[START OF Material shown]

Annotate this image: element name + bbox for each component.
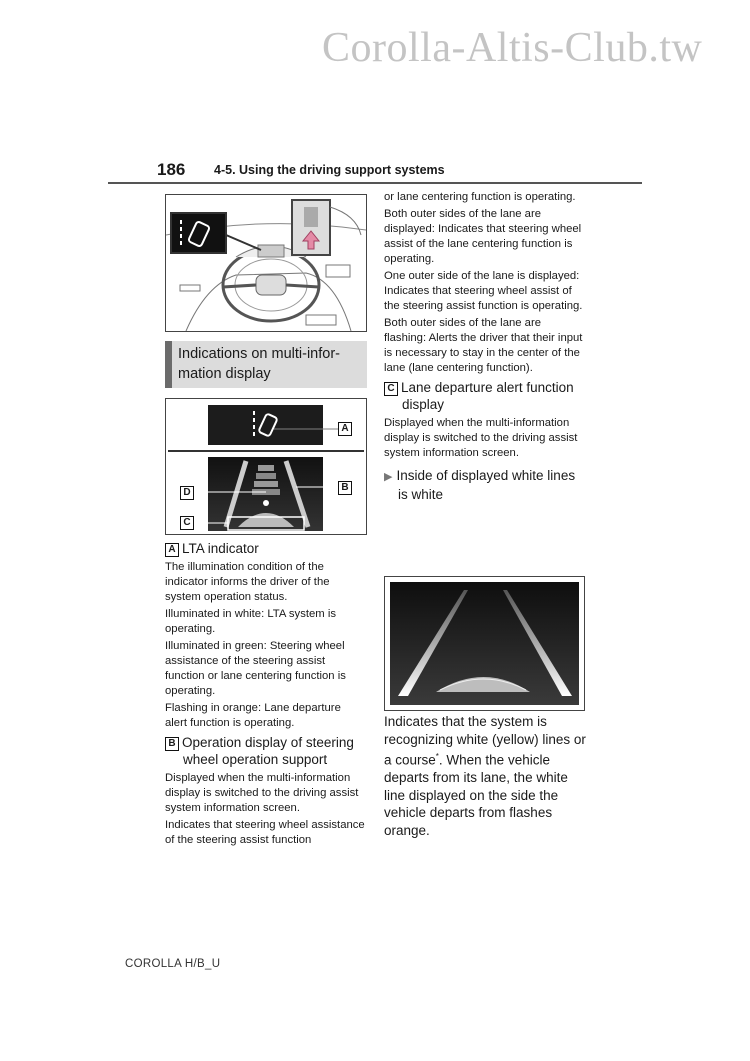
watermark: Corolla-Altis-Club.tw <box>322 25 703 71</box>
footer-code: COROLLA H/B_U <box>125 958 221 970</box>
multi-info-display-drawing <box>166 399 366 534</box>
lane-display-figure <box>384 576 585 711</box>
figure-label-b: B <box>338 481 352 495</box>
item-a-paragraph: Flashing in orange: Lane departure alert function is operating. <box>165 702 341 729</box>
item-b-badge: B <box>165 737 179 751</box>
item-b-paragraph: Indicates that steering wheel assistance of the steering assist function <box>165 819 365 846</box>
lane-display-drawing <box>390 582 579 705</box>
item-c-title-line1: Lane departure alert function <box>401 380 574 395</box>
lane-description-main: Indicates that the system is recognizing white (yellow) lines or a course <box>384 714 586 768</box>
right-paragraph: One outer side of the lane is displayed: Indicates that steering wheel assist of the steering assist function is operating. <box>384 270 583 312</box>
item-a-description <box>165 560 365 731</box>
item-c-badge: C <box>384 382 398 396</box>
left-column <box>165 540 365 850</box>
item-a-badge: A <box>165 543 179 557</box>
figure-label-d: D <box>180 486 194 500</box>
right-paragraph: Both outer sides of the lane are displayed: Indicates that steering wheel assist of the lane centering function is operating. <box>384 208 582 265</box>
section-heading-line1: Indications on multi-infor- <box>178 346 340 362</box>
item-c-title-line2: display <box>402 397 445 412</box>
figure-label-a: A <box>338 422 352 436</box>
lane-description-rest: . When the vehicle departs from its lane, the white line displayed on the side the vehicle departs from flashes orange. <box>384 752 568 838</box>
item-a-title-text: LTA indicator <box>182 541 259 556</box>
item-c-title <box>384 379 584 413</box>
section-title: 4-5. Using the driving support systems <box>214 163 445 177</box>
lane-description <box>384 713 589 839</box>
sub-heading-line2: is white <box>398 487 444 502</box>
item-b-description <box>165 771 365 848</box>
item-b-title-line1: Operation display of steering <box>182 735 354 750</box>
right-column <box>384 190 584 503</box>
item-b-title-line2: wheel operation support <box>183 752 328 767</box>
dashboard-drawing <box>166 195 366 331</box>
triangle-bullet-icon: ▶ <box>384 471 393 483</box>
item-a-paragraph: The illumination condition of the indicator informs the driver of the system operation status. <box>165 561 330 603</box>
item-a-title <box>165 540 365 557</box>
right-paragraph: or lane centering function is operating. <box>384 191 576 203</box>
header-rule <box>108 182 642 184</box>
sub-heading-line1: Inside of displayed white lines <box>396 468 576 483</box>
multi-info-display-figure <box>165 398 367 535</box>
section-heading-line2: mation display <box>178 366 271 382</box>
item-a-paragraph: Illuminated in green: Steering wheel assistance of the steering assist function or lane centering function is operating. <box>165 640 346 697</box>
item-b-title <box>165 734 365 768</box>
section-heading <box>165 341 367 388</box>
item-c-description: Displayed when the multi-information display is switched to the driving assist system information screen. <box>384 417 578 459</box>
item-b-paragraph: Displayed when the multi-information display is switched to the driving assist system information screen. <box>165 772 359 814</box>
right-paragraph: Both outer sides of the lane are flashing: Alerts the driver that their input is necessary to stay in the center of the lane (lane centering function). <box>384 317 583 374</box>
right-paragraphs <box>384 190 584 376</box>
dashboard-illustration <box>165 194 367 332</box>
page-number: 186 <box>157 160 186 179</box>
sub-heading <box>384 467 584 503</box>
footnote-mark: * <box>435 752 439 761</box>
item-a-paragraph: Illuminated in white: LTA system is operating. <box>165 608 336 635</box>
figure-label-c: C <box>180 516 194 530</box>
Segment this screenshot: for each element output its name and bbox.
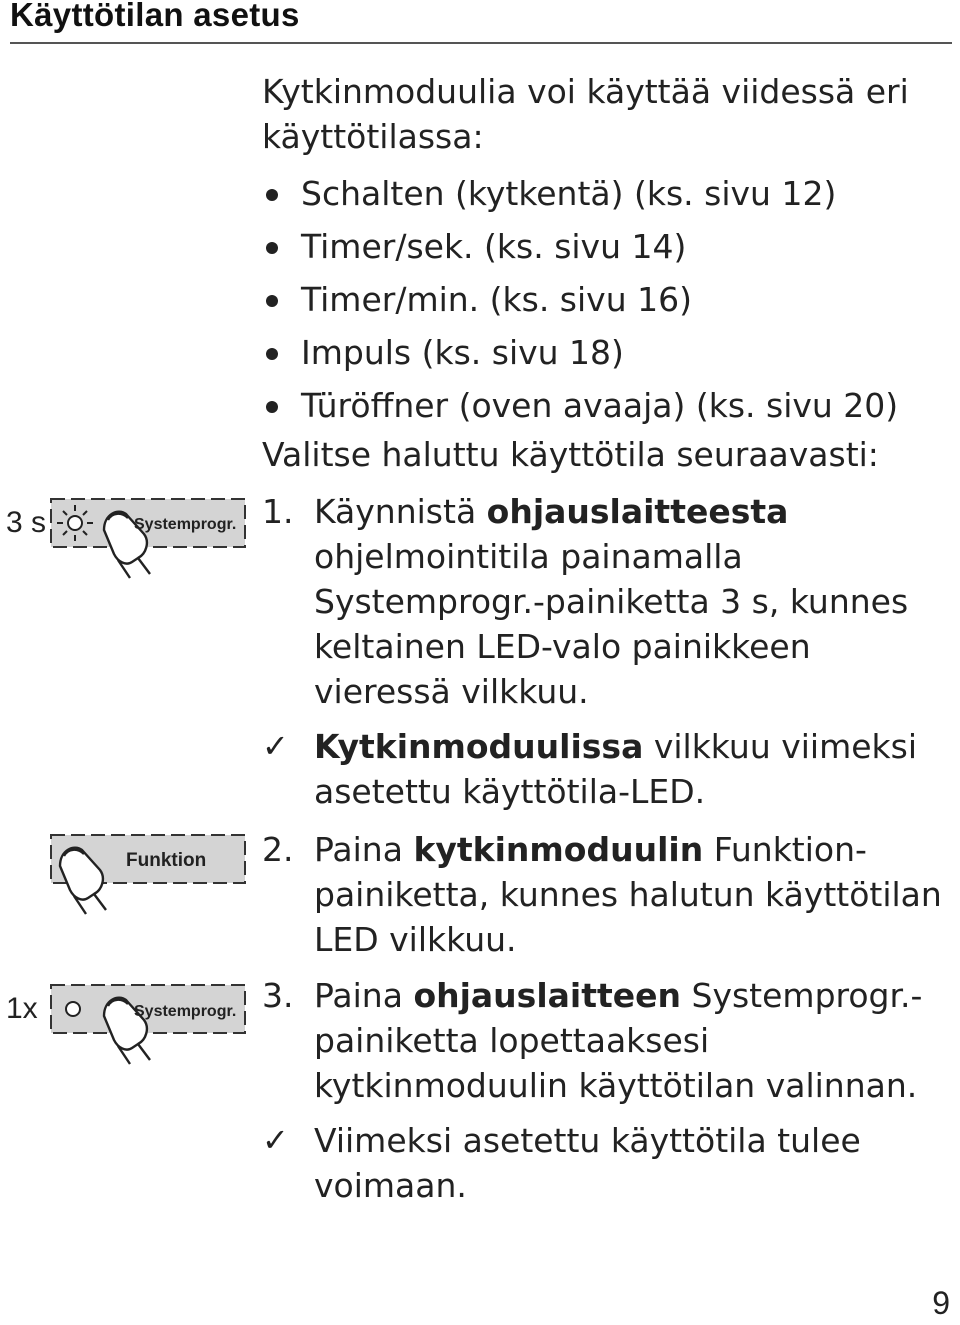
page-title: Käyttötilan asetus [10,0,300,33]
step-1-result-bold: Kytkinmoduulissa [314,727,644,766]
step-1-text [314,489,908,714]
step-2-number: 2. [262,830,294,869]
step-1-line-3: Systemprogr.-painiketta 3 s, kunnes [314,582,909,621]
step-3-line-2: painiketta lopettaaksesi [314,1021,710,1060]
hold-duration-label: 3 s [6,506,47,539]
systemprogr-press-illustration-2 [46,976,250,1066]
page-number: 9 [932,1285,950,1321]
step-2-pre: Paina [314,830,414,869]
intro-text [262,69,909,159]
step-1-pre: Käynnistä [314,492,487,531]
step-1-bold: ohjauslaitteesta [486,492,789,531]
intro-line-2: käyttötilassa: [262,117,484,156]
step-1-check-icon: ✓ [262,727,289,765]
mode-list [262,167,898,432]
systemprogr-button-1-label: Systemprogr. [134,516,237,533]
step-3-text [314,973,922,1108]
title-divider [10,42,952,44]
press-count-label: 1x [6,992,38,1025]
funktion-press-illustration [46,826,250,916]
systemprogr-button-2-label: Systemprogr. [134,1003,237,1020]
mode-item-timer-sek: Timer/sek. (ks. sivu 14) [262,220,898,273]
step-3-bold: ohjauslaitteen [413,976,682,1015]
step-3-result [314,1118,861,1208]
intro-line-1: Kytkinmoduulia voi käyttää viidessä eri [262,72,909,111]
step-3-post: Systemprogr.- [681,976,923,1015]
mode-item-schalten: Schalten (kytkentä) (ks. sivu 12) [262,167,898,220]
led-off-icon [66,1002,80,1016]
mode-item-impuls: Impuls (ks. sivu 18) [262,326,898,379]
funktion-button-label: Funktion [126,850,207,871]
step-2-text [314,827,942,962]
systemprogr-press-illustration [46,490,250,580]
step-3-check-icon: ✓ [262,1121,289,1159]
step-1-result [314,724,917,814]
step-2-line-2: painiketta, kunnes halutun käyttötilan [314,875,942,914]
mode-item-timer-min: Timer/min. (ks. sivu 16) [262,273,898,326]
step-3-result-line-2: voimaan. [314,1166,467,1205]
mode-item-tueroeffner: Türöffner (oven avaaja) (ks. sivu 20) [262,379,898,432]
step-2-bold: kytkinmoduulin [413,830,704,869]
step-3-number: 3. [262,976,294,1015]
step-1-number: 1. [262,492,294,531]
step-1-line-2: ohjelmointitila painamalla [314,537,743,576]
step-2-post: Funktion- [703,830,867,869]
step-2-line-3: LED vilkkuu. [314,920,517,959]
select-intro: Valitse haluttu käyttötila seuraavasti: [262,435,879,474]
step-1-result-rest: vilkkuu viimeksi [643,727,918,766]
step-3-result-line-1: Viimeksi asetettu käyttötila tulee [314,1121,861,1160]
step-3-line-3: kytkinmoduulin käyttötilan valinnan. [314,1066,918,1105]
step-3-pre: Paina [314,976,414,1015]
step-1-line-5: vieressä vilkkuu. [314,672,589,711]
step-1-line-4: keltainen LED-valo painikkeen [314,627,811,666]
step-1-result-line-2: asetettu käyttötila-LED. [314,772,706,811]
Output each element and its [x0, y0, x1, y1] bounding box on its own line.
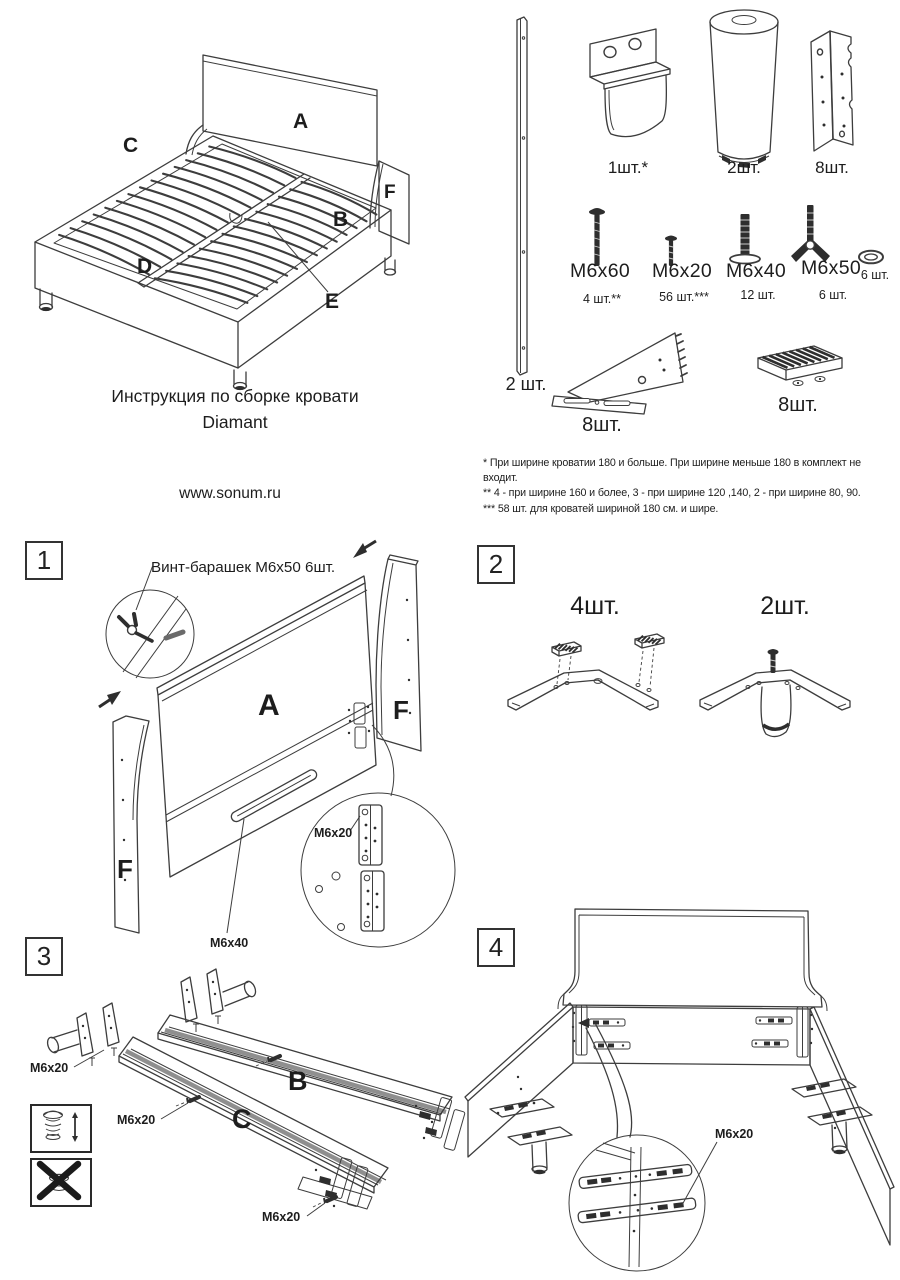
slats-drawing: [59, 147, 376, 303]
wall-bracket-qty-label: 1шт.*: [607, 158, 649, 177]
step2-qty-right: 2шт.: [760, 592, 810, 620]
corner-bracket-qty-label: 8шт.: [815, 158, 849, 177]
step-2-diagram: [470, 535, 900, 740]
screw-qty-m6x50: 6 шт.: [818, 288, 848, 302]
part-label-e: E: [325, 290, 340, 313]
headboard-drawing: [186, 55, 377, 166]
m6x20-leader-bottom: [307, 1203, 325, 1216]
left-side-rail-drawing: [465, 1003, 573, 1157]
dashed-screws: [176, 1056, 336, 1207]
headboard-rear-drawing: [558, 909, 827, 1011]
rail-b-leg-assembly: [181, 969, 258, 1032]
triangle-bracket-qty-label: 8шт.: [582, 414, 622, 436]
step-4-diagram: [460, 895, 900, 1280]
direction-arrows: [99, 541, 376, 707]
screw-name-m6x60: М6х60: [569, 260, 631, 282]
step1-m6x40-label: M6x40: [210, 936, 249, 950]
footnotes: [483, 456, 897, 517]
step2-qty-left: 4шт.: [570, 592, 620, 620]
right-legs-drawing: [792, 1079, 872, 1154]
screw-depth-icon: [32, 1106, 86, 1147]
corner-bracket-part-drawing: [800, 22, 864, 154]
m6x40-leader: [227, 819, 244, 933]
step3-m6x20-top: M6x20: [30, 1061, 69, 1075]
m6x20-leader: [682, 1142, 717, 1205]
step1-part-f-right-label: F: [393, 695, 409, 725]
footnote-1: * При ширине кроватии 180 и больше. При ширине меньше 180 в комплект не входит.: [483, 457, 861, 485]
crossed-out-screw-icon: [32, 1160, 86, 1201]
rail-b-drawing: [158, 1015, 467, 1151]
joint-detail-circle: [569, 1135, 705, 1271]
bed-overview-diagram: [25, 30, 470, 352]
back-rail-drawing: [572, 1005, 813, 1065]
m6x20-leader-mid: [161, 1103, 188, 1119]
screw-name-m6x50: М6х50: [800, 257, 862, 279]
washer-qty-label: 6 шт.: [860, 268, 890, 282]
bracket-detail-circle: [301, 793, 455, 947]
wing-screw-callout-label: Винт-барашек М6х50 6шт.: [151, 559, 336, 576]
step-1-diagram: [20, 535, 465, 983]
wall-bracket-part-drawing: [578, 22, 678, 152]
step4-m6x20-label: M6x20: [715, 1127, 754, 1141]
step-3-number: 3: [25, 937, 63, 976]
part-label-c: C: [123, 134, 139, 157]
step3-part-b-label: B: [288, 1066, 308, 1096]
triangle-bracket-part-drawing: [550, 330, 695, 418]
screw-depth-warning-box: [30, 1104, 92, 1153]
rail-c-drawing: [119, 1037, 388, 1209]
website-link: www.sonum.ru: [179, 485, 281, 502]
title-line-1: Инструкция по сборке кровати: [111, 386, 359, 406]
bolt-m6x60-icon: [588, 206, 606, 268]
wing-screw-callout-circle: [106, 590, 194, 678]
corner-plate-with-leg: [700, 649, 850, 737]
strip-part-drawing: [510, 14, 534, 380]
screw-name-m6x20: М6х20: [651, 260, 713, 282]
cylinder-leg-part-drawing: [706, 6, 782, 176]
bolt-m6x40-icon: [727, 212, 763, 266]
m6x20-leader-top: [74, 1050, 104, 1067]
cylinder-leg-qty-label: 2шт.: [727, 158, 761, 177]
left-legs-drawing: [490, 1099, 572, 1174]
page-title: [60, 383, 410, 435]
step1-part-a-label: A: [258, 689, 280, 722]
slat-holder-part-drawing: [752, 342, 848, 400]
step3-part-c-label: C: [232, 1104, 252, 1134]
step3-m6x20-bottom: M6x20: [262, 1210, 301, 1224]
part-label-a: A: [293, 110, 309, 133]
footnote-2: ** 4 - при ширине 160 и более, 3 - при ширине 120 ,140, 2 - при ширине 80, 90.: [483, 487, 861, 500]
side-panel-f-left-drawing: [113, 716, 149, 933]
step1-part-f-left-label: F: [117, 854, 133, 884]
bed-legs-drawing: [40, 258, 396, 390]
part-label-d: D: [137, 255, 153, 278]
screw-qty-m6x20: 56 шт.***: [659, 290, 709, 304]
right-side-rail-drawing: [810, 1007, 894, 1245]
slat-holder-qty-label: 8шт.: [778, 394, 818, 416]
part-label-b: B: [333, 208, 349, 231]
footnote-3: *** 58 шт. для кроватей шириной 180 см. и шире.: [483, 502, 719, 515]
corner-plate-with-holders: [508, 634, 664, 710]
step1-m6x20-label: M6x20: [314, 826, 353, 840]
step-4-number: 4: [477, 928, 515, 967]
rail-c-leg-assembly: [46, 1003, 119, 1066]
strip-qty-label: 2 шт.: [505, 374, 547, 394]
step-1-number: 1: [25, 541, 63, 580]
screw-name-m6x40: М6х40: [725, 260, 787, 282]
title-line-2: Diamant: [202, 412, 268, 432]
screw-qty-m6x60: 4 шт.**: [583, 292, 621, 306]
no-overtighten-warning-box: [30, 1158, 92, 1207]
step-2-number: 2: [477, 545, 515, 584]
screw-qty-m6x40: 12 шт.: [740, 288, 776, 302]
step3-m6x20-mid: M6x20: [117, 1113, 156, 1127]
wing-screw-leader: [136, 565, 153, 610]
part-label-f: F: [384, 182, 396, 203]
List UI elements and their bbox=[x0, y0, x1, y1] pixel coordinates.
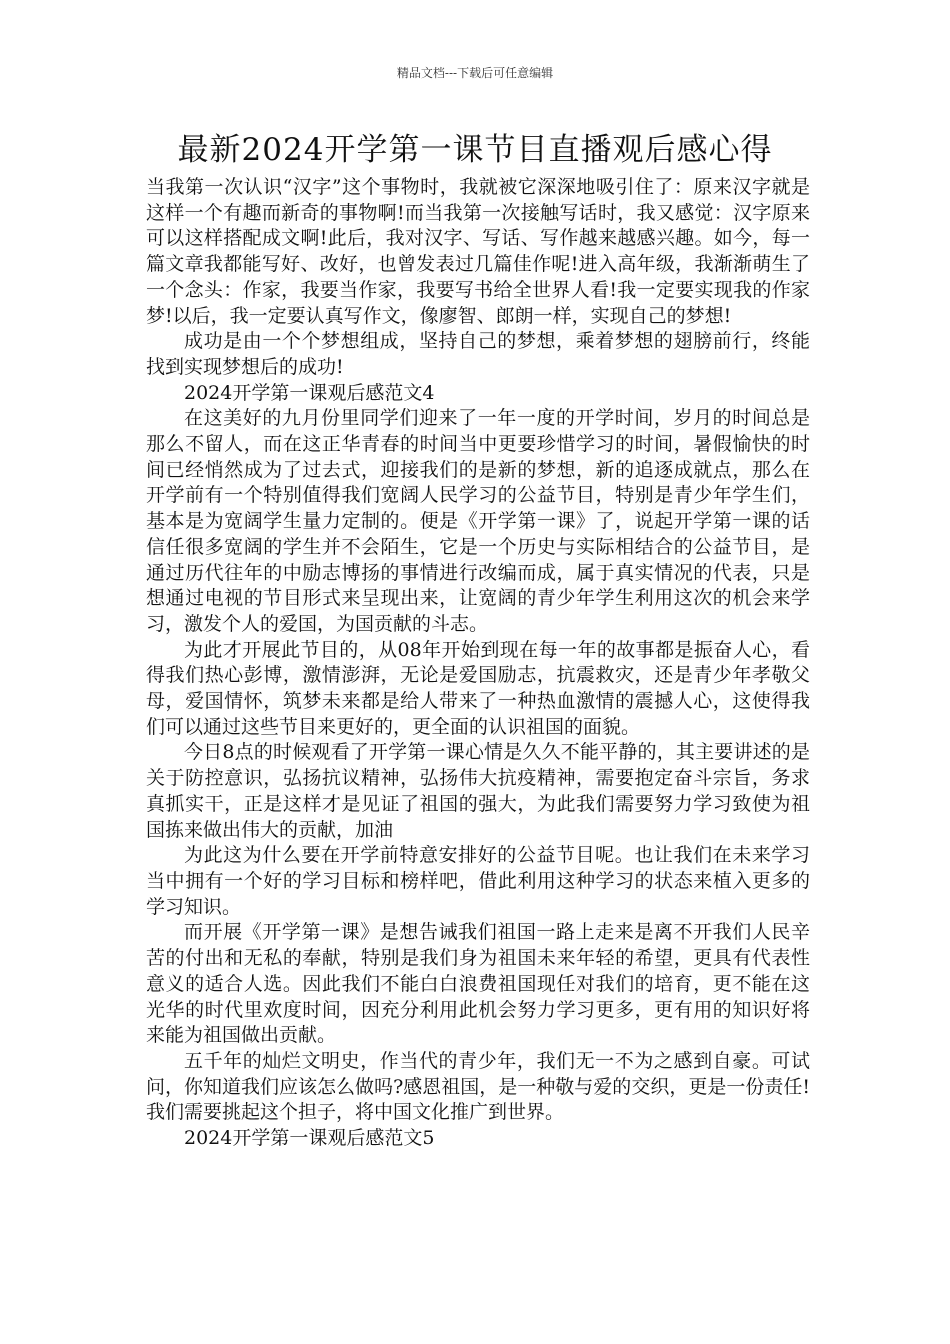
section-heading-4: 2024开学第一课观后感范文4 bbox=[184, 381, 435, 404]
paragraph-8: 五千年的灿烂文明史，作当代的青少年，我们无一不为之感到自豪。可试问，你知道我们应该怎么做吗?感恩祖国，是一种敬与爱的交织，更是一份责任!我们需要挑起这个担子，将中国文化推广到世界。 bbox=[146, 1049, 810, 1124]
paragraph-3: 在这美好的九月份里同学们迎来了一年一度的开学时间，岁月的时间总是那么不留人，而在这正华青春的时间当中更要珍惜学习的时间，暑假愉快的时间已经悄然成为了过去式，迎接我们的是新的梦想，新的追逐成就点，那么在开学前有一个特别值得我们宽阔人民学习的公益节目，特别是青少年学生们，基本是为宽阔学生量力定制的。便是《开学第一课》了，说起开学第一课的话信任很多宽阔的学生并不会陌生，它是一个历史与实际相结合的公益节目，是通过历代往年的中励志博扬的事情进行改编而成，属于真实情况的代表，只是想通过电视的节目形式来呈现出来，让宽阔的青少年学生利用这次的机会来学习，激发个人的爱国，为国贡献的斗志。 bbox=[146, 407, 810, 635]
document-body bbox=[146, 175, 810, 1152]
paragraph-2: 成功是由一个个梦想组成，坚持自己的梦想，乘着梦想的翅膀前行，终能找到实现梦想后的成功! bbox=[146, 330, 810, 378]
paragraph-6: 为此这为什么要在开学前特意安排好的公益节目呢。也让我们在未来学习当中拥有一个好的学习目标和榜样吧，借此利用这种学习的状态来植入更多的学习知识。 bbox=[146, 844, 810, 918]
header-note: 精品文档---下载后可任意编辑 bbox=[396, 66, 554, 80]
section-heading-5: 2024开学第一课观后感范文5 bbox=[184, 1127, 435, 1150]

[END OF Material shown]

Work instructions -
Copy the stretch from the line containing "slats-drawing: [59, 147, 376, 303]" through the line containing "m6x40-leader: [227, 819, 244, 933]", exactly as each line appears, both ends included.

Response -
slats-drawing: [59, 147, 376, 303]
wall-bracket-qty-label: 1шт.*: [607, 158, 649, 177]
step2-qty-right: 2шт.: [760, 592, 810, 620]
corner-bracket-qty-label: 8шт.: [815, 158, 849, 177]
step-2-diagram: [470, 535, 900, 740]
screw-qty-m6x50: 6 шт.: [818, 288, 848, 302]
part-label-e: E: [325, 290, 340, 313]
headboard-drawing: [186, 55, 377, 166]
m6x20-leader-bottom: [307, 1203, 325, 1216]
left-side-rail-drawing: [465, 1003, 573, 1157]
dashed-screws: [176, 1056, 336, 1207]
headboard-rear-drawing: [558, 909, 827, 1011]
rail-b-leg-assembly: [181, 969, 258, 1032]
triangle-bracket-qty-label: 8шт.: [582, 414, 622, 436]
step-4-diagram: [460, 895, 900, 1280]
direction-arrows: [99, 541, 376, 707]
screw-name-m6x60: М6х60: [569, 260, 631, 282]
step1-m6x40-label: M6x40: [210, 936, 249, 950]
footnotes: [483, 456, 897, 517]
step2-qty-left: 4шт.: [570, 592, 620, 620]
right-legs-drawing: [792, 1079, 872, 1154]
screw-depth-icon: [32, 1106, 86, 1147]
corner-bracket-part-drawing: [800, 22, 864, 154]
m6x40-leader: [227, 819, 244, 933]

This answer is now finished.